[What to work on]
1 > According to the post about the 2018 GEO Conference, how often is the GEO conference held?
2 > In the post about the 2018 GEO Conference, rewrite the stretch from "Next week, as" through "happy to oblige.", swapping "exceptional" for "outstanding".
3 > For each statement, say whether it agrees with the post about the 2018 GEO Conference, answering yes or no and quoting the words that decide it. (a) Nell Edgington is the president of Social Velocity. (b) The 2018 conference is the first time Nell Edgington has hosted a blog series about a GEO conference. (c) Nell's daily conference recap blogs will be cross-posted next week.
[Opening Source text section]
Philanthropy in Troubled Times - Blogging at the 2018 GEO Conference

  • By Nell Edgington, April 24, 2018

This year, GEO welcomes back Nell Edgington, president of Social Velocity, to blog about the 2018 GEO National Conference. Next week, we will cross-post Nell’s daily conference recap blogs, so if you can’t join us in person at the conference, you can still stay in touch with what’s going on. In the meantime, please find Nell’s thoughts on the upcoming conference below.

Next week, as part of the 2018 Grantmakers for Effective Organizations (GEO) Conference, I’m excited to host some exceptional guest bloggers here on the blog. GEO’s biennial conference is where the most engaged philanthropists gather to talk about how they can more effectively support nonprofit leaders. GEO has asked me to host a blog series about the conference this year (as I did at the 2016 GEO Conference), and I was more than happy to oblige.
[Closing Source text section]
[Opening Given records section]
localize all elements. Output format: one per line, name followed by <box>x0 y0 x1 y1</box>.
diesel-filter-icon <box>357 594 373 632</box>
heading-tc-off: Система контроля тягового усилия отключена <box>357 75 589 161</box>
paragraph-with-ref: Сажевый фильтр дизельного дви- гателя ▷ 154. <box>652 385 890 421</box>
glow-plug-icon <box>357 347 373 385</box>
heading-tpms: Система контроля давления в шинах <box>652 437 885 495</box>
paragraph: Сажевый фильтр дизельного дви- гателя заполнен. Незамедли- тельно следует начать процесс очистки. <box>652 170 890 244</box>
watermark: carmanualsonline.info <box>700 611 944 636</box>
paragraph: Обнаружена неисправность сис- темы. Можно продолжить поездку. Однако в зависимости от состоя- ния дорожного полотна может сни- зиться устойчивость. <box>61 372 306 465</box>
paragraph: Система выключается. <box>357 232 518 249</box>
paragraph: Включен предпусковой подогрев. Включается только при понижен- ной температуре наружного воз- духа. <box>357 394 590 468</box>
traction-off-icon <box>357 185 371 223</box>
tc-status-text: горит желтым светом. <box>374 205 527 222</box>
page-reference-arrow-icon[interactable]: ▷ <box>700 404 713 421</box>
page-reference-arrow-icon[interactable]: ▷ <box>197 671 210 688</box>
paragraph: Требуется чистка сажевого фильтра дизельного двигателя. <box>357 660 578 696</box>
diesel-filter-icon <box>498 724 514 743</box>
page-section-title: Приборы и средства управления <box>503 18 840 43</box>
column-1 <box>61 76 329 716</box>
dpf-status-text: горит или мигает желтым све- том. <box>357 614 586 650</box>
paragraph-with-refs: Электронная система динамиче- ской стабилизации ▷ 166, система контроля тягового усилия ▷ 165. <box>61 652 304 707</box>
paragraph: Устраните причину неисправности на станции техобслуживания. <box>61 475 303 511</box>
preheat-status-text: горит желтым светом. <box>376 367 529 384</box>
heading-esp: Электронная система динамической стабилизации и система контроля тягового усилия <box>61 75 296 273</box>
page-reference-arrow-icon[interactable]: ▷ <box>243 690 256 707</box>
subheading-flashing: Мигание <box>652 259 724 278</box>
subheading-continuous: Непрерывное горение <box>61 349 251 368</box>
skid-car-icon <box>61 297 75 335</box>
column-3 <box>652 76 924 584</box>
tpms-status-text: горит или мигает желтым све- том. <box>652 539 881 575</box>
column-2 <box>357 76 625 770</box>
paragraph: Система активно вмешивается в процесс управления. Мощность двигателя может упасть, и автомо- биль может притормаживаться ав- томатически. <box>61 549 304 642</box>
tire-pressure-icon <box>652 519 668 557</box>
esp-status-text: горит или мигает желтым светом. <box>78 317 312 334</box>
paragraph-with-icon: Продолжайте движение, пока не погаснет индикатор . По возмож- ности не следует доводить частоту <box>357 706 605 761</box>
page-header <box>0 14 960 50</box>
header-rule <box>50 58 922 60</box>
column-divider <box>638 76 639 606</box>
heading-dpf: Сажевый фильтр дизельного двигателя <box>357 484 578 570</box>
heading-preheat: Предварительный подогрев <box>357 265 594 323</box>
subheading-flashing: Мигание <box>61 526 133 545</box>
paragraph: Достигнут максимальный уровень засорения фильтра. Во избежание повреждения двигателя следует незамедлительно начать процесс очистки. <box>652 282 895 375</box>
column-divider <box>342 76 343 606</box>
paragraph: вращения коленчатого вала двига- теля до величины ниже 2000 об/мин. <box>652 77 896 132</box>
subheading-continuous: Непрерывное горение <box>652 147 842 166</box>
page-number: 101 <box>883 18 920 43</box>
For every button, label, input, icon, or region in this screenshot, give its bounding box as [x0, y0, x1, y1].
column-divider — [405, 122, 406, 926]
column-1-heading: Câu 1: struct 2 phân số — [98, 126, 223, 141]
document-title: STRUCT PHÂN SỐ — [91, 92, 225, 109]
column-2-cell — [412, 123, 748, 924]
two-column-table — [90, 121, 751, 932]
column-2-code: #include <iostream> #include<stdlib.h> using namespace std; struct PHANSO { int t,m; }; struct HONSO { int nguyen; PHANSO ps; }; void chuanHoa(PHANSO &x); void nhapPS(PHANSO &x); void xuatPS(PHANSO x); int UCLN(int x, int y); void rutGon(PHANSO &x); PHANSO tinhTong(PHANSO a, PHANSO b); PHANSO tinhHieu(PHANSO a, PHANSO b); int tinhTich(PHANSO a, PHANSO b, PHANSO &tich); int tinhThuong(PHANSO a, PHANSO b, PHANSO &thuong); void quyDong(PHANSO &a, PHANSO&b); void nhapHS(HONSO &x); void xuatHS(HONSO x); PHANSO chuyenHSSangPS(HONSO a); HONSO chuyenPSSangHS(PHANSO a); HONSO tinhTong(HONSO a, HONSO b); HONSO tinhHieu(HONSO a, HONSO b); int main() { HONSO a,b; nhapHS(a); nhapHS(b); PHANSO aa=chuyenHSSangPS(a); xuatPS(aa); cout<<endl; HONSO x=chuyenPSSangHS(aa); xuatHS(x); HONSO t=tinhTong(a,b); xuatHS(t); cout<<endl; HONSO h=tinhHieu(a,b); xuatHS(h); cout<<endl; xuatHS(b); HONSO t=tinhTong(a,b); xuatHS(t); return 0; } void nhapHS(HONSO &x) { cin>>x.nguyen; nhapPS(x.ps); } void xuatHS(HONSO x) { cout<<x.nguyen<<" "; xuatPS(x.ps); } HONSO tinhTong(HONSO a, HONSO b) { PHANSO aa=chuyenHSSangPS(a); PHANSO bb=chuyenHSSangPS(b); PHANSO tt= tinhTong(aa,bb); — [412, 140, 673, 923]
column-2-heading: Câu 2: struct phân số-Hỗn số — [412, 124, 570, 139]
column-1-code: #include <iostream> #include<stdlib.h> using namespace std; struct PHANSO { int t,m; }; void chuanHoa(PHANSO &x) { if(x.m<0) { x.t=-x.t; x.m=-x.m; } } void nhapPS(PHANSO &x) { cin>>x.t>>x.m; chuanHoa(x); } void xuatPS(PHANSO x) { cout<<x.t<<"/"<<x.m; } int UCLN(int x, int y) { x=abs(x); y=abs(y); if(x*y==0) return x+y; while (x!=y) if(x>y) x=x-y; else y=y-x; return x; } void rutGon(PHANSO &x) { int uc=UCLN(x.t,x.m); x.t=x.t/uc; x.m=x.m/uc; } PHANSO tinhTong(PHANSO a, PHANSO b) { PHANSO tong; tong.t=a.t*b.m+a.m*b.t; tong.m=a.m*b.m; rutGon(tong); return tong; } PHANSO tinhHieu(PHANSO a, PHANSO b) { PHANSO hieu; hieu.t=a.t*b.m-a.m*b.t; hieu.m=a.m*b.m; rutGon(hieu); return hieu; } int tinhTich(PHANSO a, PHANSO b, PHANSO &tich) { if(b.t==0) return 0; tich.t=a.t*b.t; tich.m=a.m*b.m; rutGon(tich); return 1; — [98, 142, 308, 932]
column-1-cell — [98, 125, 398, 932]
[Closing Given records section]
[Answer list]
1 > It is biennial.

2 >
Next week, as part of the 2018 Grantmakers for Effective Organizations (GEO) Conference, I’m excited to host some outstanding guest bloggers here on the blog. GEO’s biennial conference is where the most engaged philanthropists gather to talk about how they can more effectively support nonprofit leaders. GEO has asked me to host a blog series about the conference this year (as I did at the 2016 GEO Conference), and I was more than happy to oblige.

3 >
(a) Yes: "Nell Edgington, president of Social Velocity"
(b) No: "(as I did at the 2016 GEO Conference)"
(c) Yes: "Next week, we will cross-post Nell’s daily conference recap blogs"